#### LESETEXT
Gestern Abend offener Rechtsbruch im Planungsausschuss

Die Meinung unseres Redakteurs
Claus Jotzo

Am 22. November 2021 hat der Stadtrat einige Ausschüsse neu besetzt. Darunter auch den Planungsausschuss (PLUV). Welchen Platz mit wem: im amtlichen Protokoll ist das leider nicht vermerkt. Ob aus Schlampigkeit oder um Manipulationen Tür und Tor zu öffnen? Man muss jedenfalls – nochmals einen herzlichen Dank dafür an Marc Bremmer und Yuliyan Ilev – bei kreuznachgehört.de nachhören, was gesagt und entschieden wurde. Daraus ergibt sich. Die Oberbürgermeisterin hat dem Stadtrat sowohl die Vorschläge vorgelesen, als auch nach den Abstimmungen die Ergebnisse. Für die AfD wurde Thomas Wolff zum Mitglied gewählt.

Als Stellvertreter Jörg Fechner und Nelson Prieß. In der vergangenen Woche trat Thomas Wolff aus der AfD aus. Und von allen Ämtern im Stadtrat und den Ausschüssen zurück. Auch wenn es für normale Menschen, die mit öffentlicher Verwaltung nichts zu tun haben, schwer vorstellbar ist, gestern passierte in der Folge dann das: da Jörg Fechner den Zugangscode für die PLUV-Videokonferenz nicht erhalten hatte, rief er im Stadthaus an. Jürgen Cron vom Hauptamt überraschte ihn mit der Mitteilung, er könne nur als Ratsmitglied ohne Rede- und Stimmrecht an der Ausschusssitzung teilnehmen.

#### ROHDATEN

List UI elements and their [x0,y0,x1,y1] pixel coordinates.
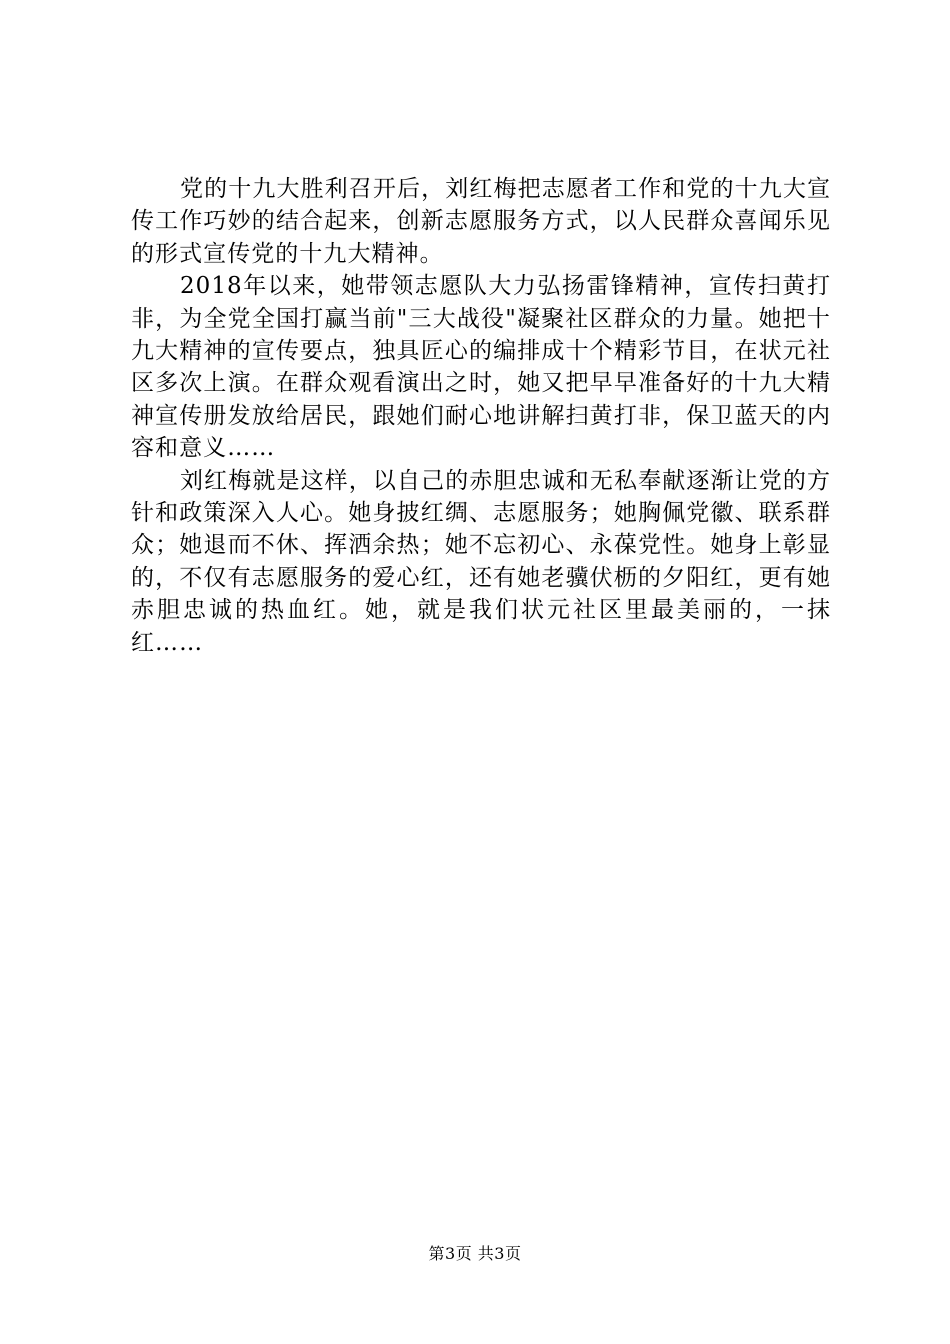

#### AUFGABEN
[1] Beantworten Sie anhand des Lesetexts diese Fragen:
(a) An welchem Datum hat der Stadtrat einige Ausschüsse neu besetzt?
(b) Wer wurde für die AfD zum Mitglied gewählt?
(c) Wer teilte Jörg Fechner am Telefon mit, er könne nur ohne Rede- und Stimmrecht teilnehmen?
[2] Kopieren Sie aus dem Lesetext wortgetreu den Abschnitt von „Die Meinung unseres“ bis „zum Mitglied gewählt.“.

#### LÖSUNGEN
[1]
(a) Am 22. November 2021.
(b) Thomas Wolff.
(c) Jürgen Cron vom Hauptamt.

[2]
Die Meinung unseres Redakteurs
Claus Jotzo

Am 22. November 2021 hat der Stadtrat einige Ausschüsse neu besetzt. Darunter auch den Planungsausschuss (PLUV). Welchen Platz mit wem: im amtlichen Protokoll ist das leider nicht vermerkt. Ob aus Schlampigkeit oder um Manipulationen Tür und Tor zu öffnen? Man muss jedenfalls – nochmals einen herzlichen Dank dafür an Marc Bremmer und Yuliyan Ilev – bei kreuznachgehört.de nachhören, was gesagt und entschieden wurde. Daraus ergibt sich. Die Oberbürgermeisterin hat dem Stadtrat sowohl die Vorschläge vorgelesen, als auch nach den Abstimmungen die Ergebnisse. Für die AfD wurde Thomas Wolff zum Mitglied gewählt.